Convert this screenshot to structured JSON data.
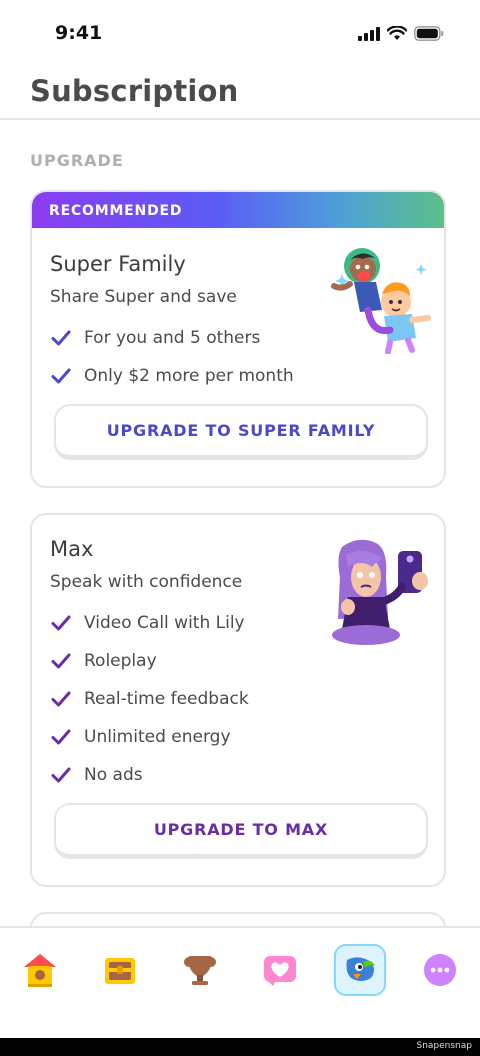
{
  "status_bar": {
    "time": "9:41"
  },
  "header": {
    "title": "Subscription"
  },
  "section": {
    "label": "UPGRADE"
  },
  "family_card": {
    "badge": "RECOMMENDED",
    "title": "Super Family",
    "subtitle": "Share Super and save",
    "features": [
      "For you and 5 others",
      "Only $2 more per month"
    ],
    "button": "UPGRADE TO SUPER FAMILY",
    "check_color": "#4a49c9"
  },
  "max_card": {
    "title": "Max",
    "subtitle": "Speak with confidence",
    "features": [
      "Video Call with Lily",
      "Roleplay",
      "Real-time feedback",
      "Unlimited energy",
      "No ads"
    ],
    "button": "UPGRADE TO MAX",
    "check_color": "#6a2ca8"
  },
  "tabbar": {
    "items": [
      {
        "icon": "home-icon",
        "active": false
      },
      {
        "icon": "treasure-chest-icon",
        "active": false
      },
      {
        "icon": "trophy-icon",
        "active": false
      },
      {
        "icon": "heart-icon",
        "active": false
      },
      {
        "icon": "bird-profile-icon",
        "active": true
      },
      {
        "icon": "more-icon",
        "active": false
      }
    ]
  },
  "footer": {
    "watermark": "Snapensnap"
  }
}
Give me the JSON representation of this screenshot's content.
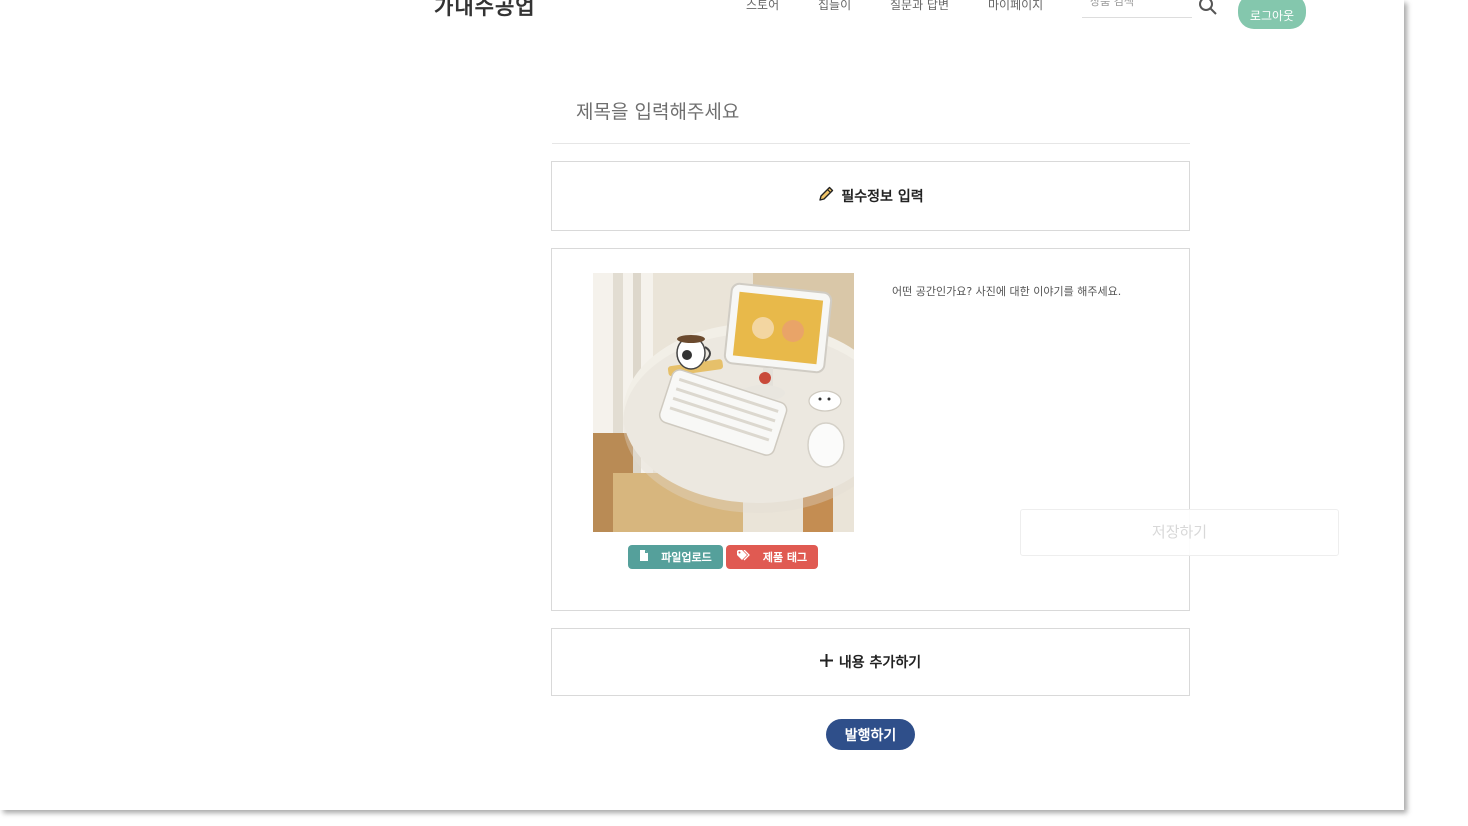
{
  "nav": {
    "logo": "가내수공업",
    "links": [
      "스토어",
      "집들이",
      "질문과 답변",
      "마이페이지"
    ],
    "search_placeholder": "상품 검색",
    "login_label": "로그아웃"
  },
  "editor": {
    "title_placeholder": "제목을 입력해주세요",
    "required_info_label": "필수정보 입력",
    "description_placeholder": "어떤 공간인가요? 사진에 대한 이야기를 해주세요.",
    "upload_label": "파일업로드",
    "tag_label": "제품 태그",
    "add_content_label": "내용 추가하기",
    "save_label": "저장하기",
    "publish_label": "발행하기"
  },
  "colors": {
    "upload": "#55a09b",
    "tag": "#e05a52",
    "publish": "#2f4f8a",
    "login": "#84c7ad"
  },
  "icons": {
    "required": "pencil-icon",
    "upload": "file-icon",
    "tag": "tag-icon",
    "add": "plus-icon",
    "search": "search-icon"
  }
}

#### GOAL
Give back every line exactly as it stands, pictures excluded.

#### THE ANSWER
Convert this screenshot to structured JSON data.
{
  "status_bar": {
    "time": "9:41"
  },
  "header": {
    "title": "Subscription"
  },
  "section": {
    "label": "UPGRADE"
  },
  "family_card": {
    "badge": "RECOMMENDED",
    "title": "Super Family",
    "subtitle": "Share Super and save",
    "features": [
      "For you and 5 others",
      "Only $2 more per month"
    ],
    "button": "UPGRADE TO SUPER FAMILY",
    "check_color": "#4a49c9"
  },
  "max_card": {
    "title": "Max",
    "subtitle": "Speak with confidence",
    "features": [
      "Video Call with Lily",
      "Roleplay",
      "Real-time feedback",
      "Unlimited energy",
      "No ads"
    ],
    "button": "UPGRADE TO MAX",
    "check_color": "#6a2ca8"
  },
  "tabbar": {
    "items": [
      {
        "icon": "home-icon",
        "active": false
      },
      {
        "icon": "treasure-chest-icon",
        "active": false
      },
      {
        "icon": "trophy-icon",
        "active": false
      },
      {
        "icon": "heart-icon",
        "active": false
      },
      {
        "icon": "bird-profile-icon",
        "active": true
      },
      {
        "icon": "more-icon",
        "active": false
      }
    ]
  },
  "footer": {
    "watermark": "Snapensnap"
  }
}
Give me the JSON representation of this screenshot's content.
{
  "nav": {
    "logo": "가내수공업",
    "links": [
      "스토어",
      "집들이",
      "질문과 답변",
      "마이페이지"
    ],
    "search_placeholder": "상품 검색",
    "login_label": "로그아웃"
  },
  "editor": {
    "title_placeholder": "제목을 입력해주세요",
    "required_info_label": "필수정보 입력",
    "description_placeholder": "어떤 공간인가요? 사진에 대한 이야기를 해주세요.",
    "upload_label": "파일업로드",
    "tag_label": "제품 태그",
    "add_content_label": "내용 추가하기",
    "save_label": "저장하기",
    "publish_label": "발행하기"
  },
  "colors": {
    "upload": "#55a09b",
    "tag": "#e05a52",
    "publish": "#2f4f8a",
    "login": "#84c7ad"
  },
  "icons": {
    "required": "pencil-icon",
    "upload": "file-icon",
    "tag": "tag-icon",
    "add": "plus-icon",
    "search": "search-icon"
  }
}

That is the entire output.